Work required: Each entry should be quoted word for word, including every mark of punctuation.
── Input data ──
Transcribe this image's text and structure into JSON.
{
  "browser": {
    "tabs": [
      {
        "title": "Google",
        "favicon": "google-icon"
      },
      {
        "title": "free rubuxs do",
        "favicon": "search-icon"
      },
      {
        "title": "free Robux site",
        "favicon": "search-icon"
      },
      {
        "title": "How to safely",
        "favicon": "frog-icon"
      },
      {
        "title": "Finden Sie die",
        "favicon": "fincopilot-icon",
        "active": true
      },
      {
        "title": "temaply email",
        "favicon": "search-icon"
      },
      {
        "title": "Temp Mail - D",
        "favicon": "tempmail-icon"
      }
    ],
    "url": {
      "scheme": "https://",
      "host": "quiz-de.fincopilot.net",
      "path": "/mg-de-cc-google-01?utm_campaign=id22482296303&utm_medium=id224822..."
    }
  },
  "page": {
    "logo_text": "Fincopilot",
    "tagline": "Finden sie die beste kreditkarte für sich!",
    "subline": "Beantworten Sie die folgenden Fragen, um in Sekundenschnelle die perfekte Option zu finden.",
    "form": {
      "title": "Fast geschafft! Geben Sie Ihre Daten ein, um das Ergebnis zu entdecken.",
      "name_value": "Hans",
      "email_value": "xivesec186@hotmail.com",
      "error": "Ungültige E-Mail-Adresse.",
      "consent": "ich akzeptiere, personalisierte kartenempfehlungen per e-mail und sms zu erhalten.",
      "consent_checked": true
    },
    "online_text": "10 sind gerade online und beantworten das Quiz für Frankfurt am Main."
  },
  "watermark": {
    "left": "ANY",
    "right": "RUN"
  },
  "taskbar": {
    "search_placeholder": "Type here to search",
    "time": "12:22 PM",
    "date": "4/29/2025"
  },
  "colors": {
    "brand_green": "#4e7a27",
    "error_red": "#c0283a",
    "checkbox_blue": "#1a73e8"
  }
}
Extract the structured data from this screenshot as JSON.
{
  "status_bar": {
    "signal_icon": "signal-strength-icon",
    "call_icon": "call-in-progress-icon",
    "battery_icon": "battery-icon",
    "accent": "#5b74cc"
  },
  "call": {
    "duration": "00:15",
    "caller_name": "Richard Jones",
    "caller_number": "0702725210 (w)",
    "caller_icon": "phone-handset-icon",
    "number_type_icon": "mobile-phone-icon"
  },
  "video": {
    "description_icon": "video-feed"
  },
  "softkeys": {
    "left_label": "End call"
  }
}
───
Response to the task:
Transcribe this image's text and structure into JSON.
{
  "browser": {
    "tabs": [
      {
        "title": "Google",
        "favicon": "google-icon"
      },
      {
        "title": "free rubuxs do",
        "favicon": "search-icon"
      },
      {
        "title": "free Robux site",
        "favicon": "search-icon"
      },
      {
        "title": "How to safely",
        "favicon": "frog-icon"
      },
      {
        "title": "Finden Sie die",
        "favicon": "fincopilot-icon",
        "active": true
      },
      {
        "title": "temaply email",
        "favicon": "search-icon"
      },
      {
        "title": "Temp Mail - D",
        "favicon": "tempmail-icon"
      }
    ],
    "url": {
      "scheme": "https://",
      "host": "quiz-de.fincopilot.net",
      "path": "/mg-de-cc-google-01?utm_campaign=id22482296303&utm_medium=id224822..."
    }
  },
  "page": {
    "logo_text": "Fincopilot",
    "tagline": "Finden sie die beste kreditkarte für sich!",
    "subline": "Beantworten Sie die folgenden Fragen, um in Sekundenschnelle die perfekte Option zu finden.",
    "form": {
      "title": "Fast geschafft! Geben Sie Ihre Daten ein, um das Ergebnis zu entdecken.",
      "name_value": "Hans",
      "email_value": "xivesec186@hotmail.com",
      "error": "Ungültige E-Mail-Adresse.",
      "consent": "ich akzeptiere, personalisierte kartenempfehlungen per e-mail und sms zu erhalten.",
      "consent_checked": true
    },
    "online_text": "10 sind gerade online und beantworten das Quiz für Frankfurt am Main."
  },
  "watermark": {
    "left": "ANY",
    "right": "RUN"
  },
  "taskbar": {
    "search_placeholder": "Type here to search",
    "time": "12:22 PM",
    "date": "4/29/2025"
  },
  "colors": {
    "brand_green": "#4e7a27",
    "error_red": "#c0283a",
    "checkbox_blue": "#1a73e8"
  }
}
Extract the structured data from this screenshot as JSON.
{
  "status_bar": {
    "signal_icon": "signal-strength-icon",
    "call_icon": "call-in-progress-icon",
    "battery_icon": "battery-icon",
    "accent": "#5b74cc"
  },
  "call": {
    "duration": "00:15",
    "caller_name": "Richard Jones",
    "caller_number": "0702725210 (w)",
    "caller_icon": "phone-handset-icon",
    "number_type_icon": "mobile-phone-icon"
  },
  "video": {
    "description_icon": "video-feed"
  },
  "softkeys": {
    "left_label": "End call"
  }
}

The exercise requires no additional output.